◆ SHORT PROBLEM
Below are records. Transcribe exactly the lines from the one that contains "What text is on this page?" through the last line, leaving any pictures out.

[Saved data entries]
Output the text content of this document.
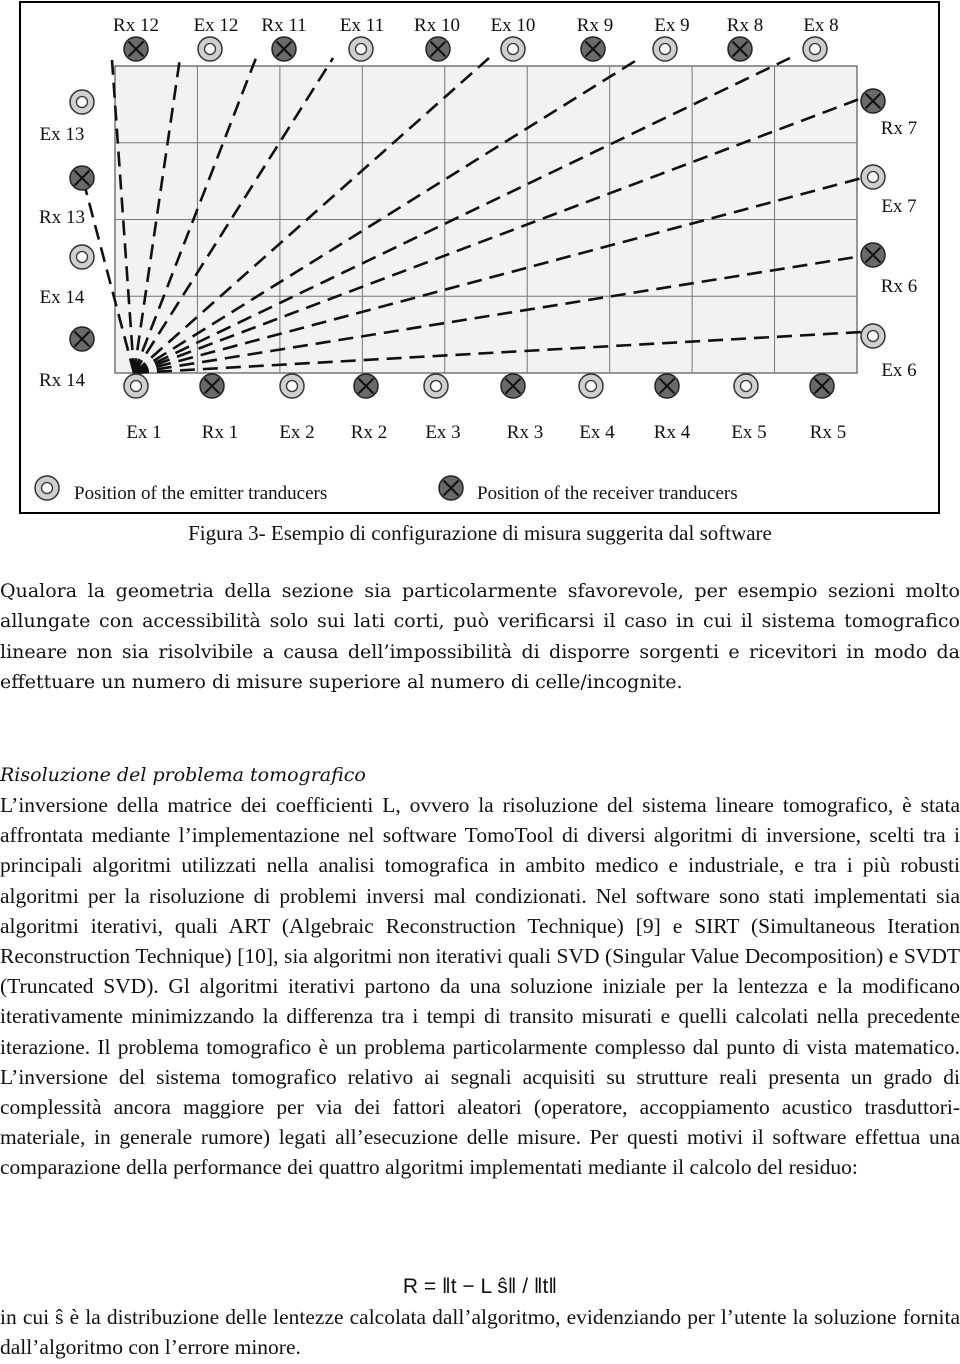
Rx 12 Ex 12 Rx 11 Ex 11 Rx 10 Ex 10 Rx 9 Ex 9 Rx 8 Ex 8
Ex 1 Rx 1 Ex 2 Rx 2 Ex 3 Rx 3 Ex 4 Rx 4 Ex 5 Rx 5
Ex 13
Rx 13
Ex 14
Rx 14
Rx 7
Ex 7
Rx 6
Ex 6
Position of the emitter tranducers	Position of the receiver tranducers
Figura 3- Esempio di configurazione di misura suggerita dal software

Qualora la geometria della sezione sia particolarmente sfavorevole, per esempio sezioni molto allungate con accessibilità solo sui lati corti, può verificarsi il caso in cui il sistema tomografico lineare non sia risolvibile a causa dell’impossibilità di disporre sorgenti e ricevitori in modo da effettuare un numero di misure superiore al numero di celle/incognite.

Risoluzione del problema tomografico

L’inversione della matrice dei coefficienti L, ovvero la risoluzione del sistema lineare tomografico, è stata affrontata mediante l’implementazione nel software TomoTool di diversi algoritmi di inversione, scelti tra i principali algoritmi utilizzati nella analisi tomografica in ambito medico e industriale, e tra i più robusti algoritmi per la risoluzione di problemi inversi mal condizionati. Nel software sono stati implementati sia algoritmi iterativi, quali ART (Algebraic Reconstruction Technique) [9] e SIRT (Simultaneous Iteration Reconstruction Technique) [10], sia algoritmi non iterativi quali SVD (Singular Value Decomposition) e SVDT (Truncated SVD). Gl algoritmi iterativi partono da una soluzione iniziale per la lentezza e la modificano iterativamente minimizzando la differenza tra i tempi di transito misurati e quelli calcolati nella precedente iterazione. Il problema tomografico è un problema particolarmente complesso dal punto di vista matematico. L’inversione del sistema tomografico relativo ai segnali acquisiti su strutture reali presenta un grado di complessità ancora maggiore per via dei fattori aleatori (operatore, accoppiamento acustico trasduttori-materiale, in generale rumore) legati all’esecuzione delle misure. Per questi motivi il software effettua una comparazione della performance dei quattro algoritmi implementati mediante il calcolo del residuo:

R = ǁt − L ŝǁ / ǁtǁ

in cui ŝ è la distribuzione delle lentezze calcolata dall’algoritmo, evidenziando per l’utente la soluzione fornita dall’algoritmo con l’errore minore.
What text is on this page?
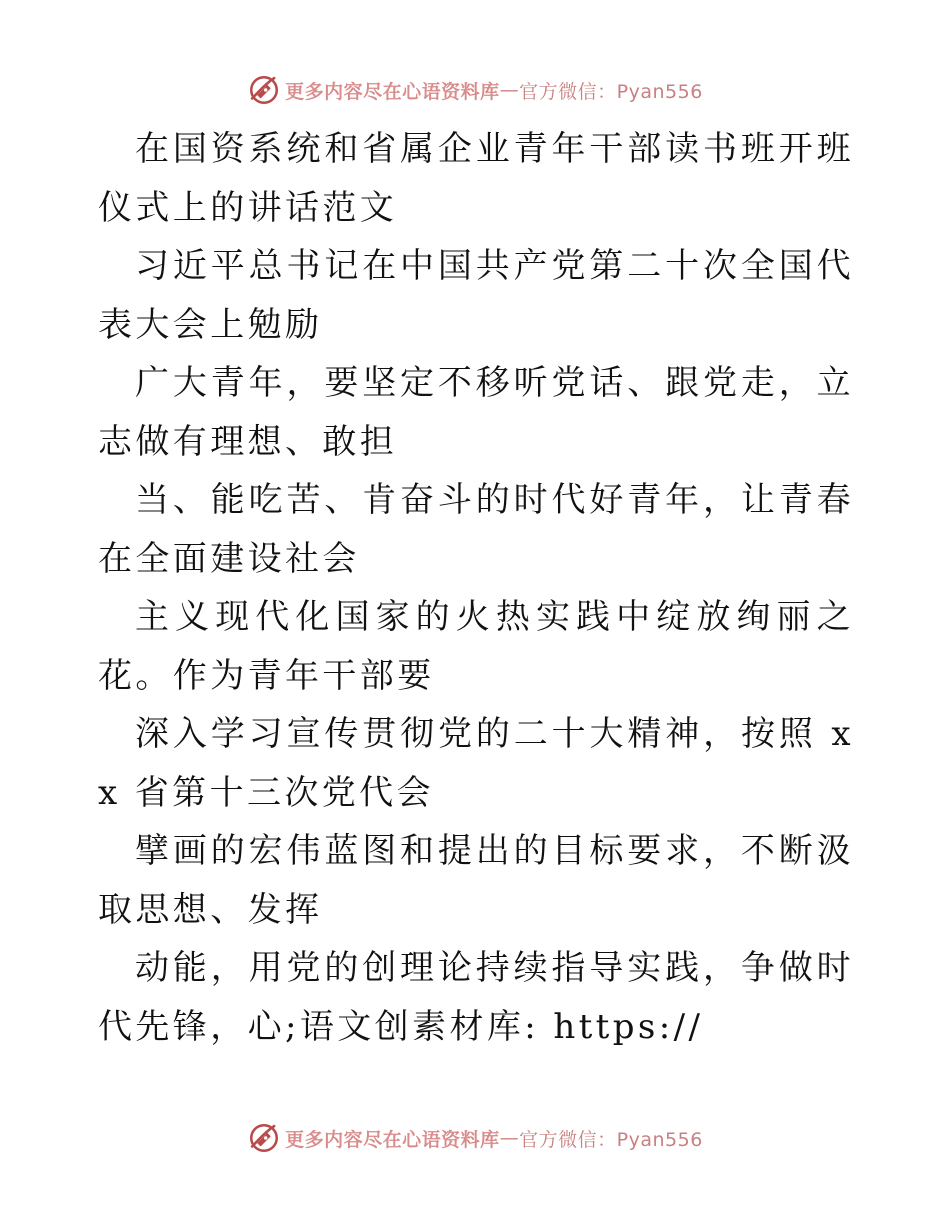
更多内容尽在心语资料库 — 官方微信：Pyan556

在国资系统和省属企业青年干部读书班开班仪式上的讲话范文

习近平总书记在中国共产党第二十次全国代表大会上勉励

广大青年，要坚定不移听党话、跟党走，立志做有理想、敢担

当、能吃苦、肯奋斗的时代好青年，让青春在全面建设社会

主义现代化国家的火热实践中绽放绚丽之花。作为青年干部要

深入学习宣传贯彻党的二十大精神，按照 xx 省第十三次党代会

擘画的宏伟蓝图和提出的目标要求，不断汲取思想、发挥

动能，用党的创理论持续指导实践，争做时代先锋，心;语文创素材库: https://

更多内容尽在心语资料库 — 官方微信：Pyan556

◆ OUTPUT OF THE TASK
What text is on this page?
更多内容尽在心语资料库 — 官方微信：Pyan556

在国资系统和省属企业青年干部读书班开班仪式上的讲话范文

习近平总书记在中国共产党第二十次全国代表大会上勉励

广大青年，要坚定不移听党话、跟党走，立志做有理想、敢担

当、能吃苦、肯奋斗的时代好青年，让青春在全面建设社会

主义现代化国家的火热实践中绽放绚丽之花。作为青年干部要

深入学习宣传贯彻党的二十大精神，按照 xx 省第十三次党代会

擘画的宏伟蓝图和提出的目标要求，不断汲取思想、发挥

动能，用党的创理论持续指导实践，争做时代先锋，心;语文创素材库: https://

更多内容尽在心语资料库 — 官方微信：Pyan556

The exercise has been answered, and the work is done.